- _Exercise prompt_:
In the entries that follow, find the word "title" and report each line it is on.

— START OF Working data —

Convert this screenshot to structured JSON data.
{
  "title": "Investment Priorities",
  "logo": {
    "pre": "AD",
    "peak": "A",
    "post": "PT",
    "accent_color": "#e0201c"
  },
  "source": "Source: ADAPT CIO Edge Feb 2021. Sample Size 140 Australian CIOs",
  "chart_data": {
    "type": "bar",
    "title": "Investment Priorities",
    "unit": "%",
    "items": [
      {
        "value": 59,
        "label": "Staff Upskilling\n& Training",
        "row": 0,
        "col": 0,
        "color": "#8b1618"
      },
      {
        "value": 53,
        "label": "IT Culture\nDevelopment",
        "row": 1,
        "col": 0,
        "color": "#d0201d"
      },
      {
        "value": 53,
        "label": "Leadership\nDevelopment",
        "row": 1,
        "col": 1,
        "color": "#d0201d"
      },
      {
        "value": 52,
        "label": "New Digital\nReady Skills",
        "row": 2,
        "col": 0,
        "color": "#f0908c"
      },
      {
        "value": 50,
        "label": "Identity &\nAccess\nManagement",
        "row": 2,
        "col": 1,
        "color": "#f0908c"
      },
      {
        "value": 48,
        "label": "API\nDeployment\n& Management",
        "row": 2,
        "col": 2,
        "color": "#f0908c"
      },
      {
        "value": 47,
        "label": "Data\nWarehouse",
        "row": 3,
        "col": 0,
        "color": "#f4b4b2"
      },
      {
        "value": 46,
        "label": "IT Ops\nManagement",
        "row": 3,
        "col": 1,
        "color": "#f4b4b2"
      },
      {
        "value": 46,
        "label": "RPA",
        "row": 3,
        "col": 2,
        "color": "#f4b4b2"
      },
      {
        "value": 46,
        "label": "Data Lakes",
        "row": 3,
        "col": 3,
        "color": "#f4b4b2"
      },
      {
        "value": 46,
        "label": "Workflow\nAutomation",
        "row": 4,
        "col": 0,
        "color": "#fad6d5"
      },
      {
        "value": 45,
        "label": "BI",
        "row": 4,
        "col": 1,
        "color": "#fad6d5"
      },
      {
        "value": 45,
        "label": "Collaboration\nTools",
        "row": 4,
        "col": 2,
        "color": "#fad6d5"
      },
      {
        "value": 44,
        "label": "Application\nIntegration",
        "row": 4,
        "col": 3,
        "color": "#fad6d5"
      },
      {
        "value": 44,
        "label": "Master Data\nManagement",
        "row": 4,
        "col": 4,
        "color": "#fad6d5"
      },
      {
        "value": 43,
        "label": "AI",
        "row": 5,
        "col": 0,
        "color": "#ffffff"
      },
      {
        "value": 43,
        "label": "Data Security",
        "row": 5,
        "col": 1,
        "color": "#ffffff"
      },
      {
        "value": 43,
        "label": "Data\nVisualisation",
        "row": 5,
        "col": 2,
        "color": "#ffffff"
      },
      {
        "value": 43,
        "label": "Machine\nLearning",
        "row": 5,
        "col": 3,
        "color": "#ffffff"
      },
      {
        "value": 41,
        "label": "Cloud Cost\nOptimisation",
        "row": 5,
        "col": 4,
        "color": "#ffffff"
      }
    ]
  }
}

— END OF Working data —

- _Task result_:
  "title": "Investment Priorities",
    "title": "Investment Priorities",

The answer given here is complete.